─── Input

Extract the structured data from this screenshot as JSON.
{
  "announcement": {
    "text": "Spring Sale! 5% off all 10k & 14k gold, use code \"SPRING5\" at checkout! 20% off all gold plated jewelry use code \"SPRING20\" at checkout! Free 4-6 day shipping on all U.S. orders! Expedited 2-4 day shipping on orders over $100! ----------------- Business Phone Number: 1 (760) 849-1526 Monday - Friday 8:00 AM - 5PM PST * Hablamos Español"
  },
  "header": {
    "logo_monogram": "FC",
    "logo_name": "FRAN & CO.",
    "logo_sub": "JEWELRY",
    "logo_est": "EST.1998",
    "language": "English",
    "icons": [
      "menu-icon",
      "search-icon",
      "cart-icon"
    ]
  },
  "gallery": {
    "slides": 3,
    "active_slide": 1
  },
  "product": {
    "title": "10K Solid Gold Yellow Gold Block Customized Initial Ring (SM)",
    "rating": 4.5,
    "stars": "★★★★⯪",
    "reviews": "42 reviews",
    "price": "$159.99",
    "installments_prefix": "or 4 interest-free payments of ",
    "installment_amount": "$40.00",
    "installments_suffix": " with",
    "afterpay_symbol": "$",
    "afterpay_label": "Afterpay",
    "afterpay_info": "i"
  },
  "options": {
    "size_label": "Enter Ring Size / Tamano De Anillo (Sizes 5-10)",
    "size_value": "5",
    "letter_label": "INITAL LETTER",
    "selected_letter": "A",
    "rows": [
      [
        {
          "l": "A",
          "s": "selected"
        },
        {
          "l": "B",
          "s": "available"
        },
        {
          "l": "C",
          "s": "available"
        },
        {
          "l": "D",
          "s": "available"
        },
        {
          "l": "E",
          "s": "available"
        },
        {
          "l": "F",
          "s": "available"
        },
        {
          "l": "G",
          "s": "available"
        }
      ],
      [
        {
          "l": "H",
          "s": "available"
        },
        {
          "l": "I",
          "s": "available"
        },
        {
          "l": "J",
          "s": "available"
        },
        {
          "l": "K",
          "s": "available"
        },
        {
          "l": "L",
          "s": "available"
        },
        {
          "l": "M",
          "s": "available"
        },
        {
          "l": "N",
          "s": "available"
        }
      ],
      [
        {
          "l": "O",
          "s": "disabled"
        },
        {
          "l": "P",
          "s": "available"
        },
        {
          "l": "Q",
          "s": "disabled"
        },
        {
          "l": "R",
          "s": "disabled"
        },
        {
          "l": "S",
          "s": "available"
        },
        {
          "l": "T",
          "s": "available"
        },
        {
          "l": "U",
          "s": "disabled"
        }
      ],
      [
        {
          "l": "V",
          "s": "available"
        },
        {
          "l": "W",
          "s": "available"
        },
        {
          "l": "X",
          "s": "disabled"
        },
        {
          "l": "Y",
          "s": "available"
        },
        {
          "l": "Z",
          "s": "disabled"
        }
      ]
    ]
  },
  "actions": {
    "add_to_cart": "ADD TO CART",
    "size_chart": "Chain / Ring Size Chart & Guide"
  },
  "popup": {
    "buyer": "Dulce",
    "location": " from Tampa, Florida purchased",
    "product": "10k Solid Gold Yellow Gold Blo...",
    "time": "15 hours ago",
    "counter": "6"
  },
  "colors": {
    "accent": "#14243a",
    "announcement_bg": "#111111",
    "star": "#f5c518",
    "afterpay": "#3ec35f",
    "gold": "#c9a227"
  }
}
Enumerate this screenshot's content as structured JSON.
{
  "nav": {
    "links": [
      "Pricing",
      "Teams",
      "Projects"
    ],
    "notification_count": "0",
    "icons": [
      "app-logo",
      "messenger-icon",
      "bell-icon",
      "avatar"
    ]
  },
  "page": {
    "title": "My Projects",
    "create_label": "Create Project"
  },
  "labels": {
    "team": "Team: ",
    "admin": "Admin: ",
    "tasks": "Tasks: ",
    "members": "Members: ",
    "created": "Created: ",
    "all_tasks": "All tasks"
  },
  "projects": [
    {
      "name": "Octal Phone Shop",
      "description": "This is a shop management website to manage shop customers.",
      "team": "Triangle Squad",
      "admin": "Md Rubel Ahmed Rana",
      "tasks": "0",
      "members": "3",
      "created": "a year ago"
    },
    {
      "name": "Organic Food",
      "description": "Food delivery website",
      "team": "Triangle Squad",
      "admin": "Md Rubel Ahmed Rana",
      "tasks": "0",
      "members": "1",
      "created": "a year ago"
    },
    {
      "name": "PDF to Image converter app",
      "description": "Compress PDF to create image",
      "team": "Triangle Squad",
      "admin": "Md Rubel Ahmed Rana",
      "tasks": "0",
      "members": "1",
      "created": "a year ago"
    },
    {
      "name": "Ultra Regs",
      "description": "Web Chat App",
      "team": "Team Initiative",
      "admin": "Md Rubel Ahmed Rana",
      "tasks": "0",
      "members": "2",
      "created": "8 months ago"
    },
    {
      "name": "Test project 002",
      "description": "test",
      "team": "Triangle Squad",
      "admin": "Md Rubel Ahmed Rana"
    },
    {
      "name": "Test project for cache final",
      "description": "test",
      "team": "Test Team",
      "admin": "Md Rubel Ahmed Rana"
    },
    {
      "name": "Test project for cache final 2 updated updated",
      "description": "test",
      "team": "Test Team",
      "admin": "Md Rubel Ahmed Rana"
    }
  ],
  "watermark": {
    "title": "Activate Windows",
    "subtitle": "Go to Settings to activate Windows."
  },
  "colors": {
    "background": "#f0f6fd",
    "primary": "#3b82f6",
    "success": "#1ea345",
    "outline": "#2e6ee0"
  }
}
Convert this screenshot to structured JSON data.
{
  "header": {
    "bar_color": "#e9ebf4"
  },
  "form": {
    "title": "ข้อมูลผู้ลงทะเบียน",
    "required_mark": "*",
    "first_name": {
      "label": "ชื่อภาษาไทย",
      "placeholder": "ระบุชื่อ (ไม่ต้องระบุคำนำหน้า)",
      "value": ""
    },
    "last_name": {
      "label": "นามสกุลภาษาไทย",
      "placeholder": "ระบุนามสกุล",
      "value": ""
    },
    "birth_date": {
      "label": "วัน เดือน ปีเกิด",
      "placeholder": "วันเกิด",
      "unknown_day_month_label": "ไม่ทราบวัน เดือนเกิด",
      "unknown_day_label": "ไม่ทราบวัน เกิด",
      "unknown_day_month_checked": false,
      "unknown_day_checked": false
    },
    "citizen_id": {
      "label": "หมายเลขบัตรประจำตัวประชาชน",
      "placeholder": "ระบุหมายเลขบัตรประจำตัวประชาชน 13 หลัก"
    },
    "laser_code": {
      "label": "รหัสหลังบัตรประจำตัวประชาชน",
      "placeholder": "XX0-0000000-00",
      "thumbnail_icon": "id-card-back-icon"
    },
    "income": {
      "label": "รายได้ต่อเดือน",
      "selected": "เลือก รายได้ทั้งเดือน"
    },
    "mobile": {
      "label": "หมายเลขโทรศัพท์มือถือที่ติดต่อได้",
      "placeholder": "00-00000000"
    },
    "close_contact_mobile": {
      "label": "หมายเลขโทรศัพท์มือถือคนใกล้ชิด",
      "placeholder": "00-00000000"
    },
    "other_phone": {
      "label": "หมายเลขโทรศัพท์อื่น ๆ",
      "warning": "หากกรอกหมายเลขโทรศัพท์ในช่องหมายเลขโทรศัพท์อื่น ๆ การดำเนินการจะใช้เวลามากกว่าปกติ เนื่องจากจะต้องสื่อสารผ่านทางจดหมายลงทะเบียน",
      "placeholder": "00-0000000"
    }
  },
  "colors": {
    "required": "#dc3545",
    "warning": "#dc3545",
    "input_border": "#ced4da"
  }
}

──────

## [Work to do]
Repeat every line of the material exactly as given.

## [Solution for this exercise]
Extract the structured data from this screenshot as JSON.
{
  "announcement": {
    "text": "Spring Sale! 5% off all 10k & 14k gold, use code \"SPRING5\" at checkout! 20% off all gold plated jewelry use code \"SPRING20\" at checkout! Free 4-6 day shipping on all U.S. orders! Expedited 2-4 day shipping on orders over $100! ----------------- Business Phone Number: 1 (760) 849-1526 Monday - Friday 8:00 AM - 5PM PST * Hablamos Español"
  },
  "header": {
    "logo_monogram": "FC",
    "logo_name": "FRAN & CO.",
    "logo_sub": "JEWELRY",
    "logo_est": "EST.1998",
    "language": "English",
    "icons": [
      "menu-icon",
      "search-icon",
      "cart-icon"
    ]
  },
  "gallery": {
    "slides": 3,
    "active_slide": 1
  },
  "product": {
    "title": "10K Solid Gold Yellow Gold Block Customized Initial Ring (SM)",
    "rating": 4.5,
    "stars": "★★★★⯪",
    "reviews": "42 reviews",
    "price": "$159.99",
    "installments_prefix": "or 4 interest-free payments of ",
    "installment_amount": "$40.00",
    "installments_suffix": " with",
    "afterpay_symbol": "$",
    "afterpay_label": "Afterpay",
    "afterpay_info": "i"
  },
  "options": {
    "size_label": "Enter Ring Size / Tamano De Anillo (Sizes 5-10)",
    "size_value": "5",
    "letter_label": "INITAL LETTER",
    "selected_letter": "A",
    "rows": [
      [
        {
          "l": "A",
          "s": "selected"
        },
        {
          "l": "B",
          "s": "available"
        },
        {
          "l": "C",
          "s": "available"
        },
        {
          "l": "D",
          "s": "available"
        },
        {
          "l": "E",
          "s": "available"
        },
        {
          "l": "F",
          "s": "available"
        },
        {
          "l": "G",
          "s": "available"
        }
      ],
      [
        {
          "l": "H",
          "s": "available"
        },
        {
          "l": "I",
          "s": "available"
        },
        {
          "l": "J",
          "s": "available"
        },
        {
          "l": "K",
          "s": "available"
        },
        {
          "l": "L",
          "s": "available"
        },
        {
          "l": "M",
          "s": "available"
        },
        {
          "l": "N",
          "s": "available"
        }
      ],
      [
        {
          "l": "O",
          "s": "disabled"
        },
        {
          "l": "P",
          "s": "available"
        },
        {
          "l": "Q",
          "s": "disabled"
        },
        {
          "l": "R",
          "s": "disabled"
        },
        {
          "l": "S",
          "s": "available"
        },
        {
          "l": "T",
          "s": "available"
        },
        {
          "l": "U",
          "s": "disabled"
        }
      ],
      [
        {
          "l": "V",
          "s": "available"
        },
        {
          "l": "W",
          "s": "available"
        },
        {
          "l": "X",
          "s": "disabled"
        },
        {
          "l": "Y",
          "s": "available"
        },
        {
          "l": "Z",
          "s": "disabled"
        }
      ]
    ]
  },
  "actions": {
    "add_to_cart": "ADD TO CART",
    "size_chart": "Chain / Ring Size Chart & Guide"
  },
  "popup": {
    "buyer": "Dulce",
    "location": " from Tampa, Florida purchased",
    "product": "10k Solid Gold Yellow Gold Blo...",
    "time": "15 hours ago",
    "counter": "6"
  },
  "colors": {
    "accent": "#14243a",
    "announcement_bg": "#111111",
    "star": "#f5c518",
    "afterpay": "#3ec35f",
    "gold": "#c9a227"
  }
}
Enumerate this screenshot's content as structured JSON.
{
  "nav": {
    "links": [
      "Pricing",
      "Teams",
      "Projects"
    ],
    "notification_count": "0",
    "icons": [
      "app-logo",
      "messenger-icon",
      "bell-icon",
      "avatar"
    ]
  },
  "page": {
    "title": "My Projects",
    "create_label": "Create Project"
  },
  "labels": {
    "team": "Team: ",
    "admin": "Admin: ",
    "tasks": "Tasks: ",
    "members": "Members: ",
    "created": "Created: ",
    "all_tasks": "All tasks"
  },
  "projects": [
    {
      "name": "Octal Phone Shop",
      "description": "This is a shop management website to manage shop customers.",
      "team": "Triangle Squad",
      "admin": "Md Rubel Ahmed Rana",
      "tasks": "0",
      "members": "3",
      "created": "a year ago"
    },
    {
      "name": "Organic Food",
      "description": "Food delivery website",
      "team": "Triangle Squad",
      "admin": "Md Rubel Ahmed Rana",
      "tasks": "0",
      "members": "1",
      "created": "a year ago"
    },
    {
      "name": "PDF to Image converter app",
      "description": "Compress PDF to create image",
      "team": "Triangle Squad",
      "admin": "Md Rubel Ahmed Rana",
      "tasks": "0",
      "members": "1",
      "created": "a year ago"
    },
    {
      "name": "Ultra Regs",
      "description": "Web Chat App",
      "team": "Team Initiative",
      "admin": "Md Rubel Ahmed Rana",
      "tasks": "0",
      "members": "2",
      "created": "8 months ago"
    },
    {
      "name": "Test project 002",
      "description": "test",
      "team": "Triangle Squad",
      "admin": "Md Rubel Ahmed Rana"
    },
    {
      "name": "Test project for cache final",
      "description": "test",
      "team": "Test Team",
      "admin": "Md Rubel Ahmed Rana"
    },
    {
      "name": "Test project for cache final 2 updated updated",
      "description": "test",
      "team": "Test Team",
      "admin": "Md Rubel Ahmed Rana"
    }
  ],
  "watermark": {
    "title": "Activate Windows",
    "subtitle": "Go to Settings to activate Windows."
  },
  "colors": {
    "background": "#f0f6fd",
    "primary": "#3b82f6",
    "success": "#1ea345",
    "outline": "#2e6ee0"
  }
}
Convert this screenshot to structured JSON data.
{
  "header": {
    "bar_color": "#e9ebf4"
  },
  "form": {
    "title": "ข้อมูลผู้ลงทะเบียน",
    "required_mark": "*",
    "first_name": {
      "label": "ชื่อภาษาไทย",
      "placeholder": "ระบุชื่อ (ไม่ต้องระบุคำนำหน้า)",
      "value": ""
    },
    "last_name": {
      "label": "นามสกุลภาษาไทย",
      "placeholder": "ระบุนามสกุล",
      "value": ""
    },
    "birth_date": {
      "label": "วัน เดือน ปีเกิด",
      "placeholder": "วันเกิด",
      "unknown_day_month_label": "ไม่ทราบวัน เดือนเกิด",
      "unknown_day_label": "ไม่ทราบวัน เกิด",
      "unknown_day_month_checked": false,
      "unknown_day_checked": false
    },
    "citizen_id": {
      "label": "หมายเลขบัตรประจำตัวประชาชน",
      "placeholder": "ระบุหมายเลขบัตรประจำตัวประชาชน 13 หลัก"
    },
    "laser_code": {
      "label": "รหัสหลังบัตรประจำตัวประชาชน",
      "placeholder": "XX0-0000000-00",
      "thumbnail_icon": "id-card-back-icon"
    },
    "income": {
      "label": "รายได้ต่อเดือน",
      "selected": "เลือก รายได้ทั้งเดือน"
    },
    "mobile": {
      "label": "หมายเลขโทรศัพท์มือถือที่ติดต่อได้",
      "placeholder": "00-00000000"
    },
    "close_contact_mobile": {
      "label": "หมายเลขโทรศัพท์มือถือคนใกล้ชิด",
      "placeholder": "00-00000000"
    },
    "other_phone": {
      "label": "หมายเลขโทรศัพท์อื่น ๆ",
      "warning": "หากกรอกหมายเลขโทรศัพท์ในช่องหมายเลขโทรศัพท์อื่น ๆ การดำเนินการจะใช้เวลามากกว่าปกติ เนื่องจากจะต้องสื่อสารผ่านทางจดหมายลงทะเบียน",
      "placeholder": "00-0000000"
    }
  },
  "colors": {
    "required": "#dc3545",
    "warning": "#dc3545",
    "input_border": "#ced4da"
  }
}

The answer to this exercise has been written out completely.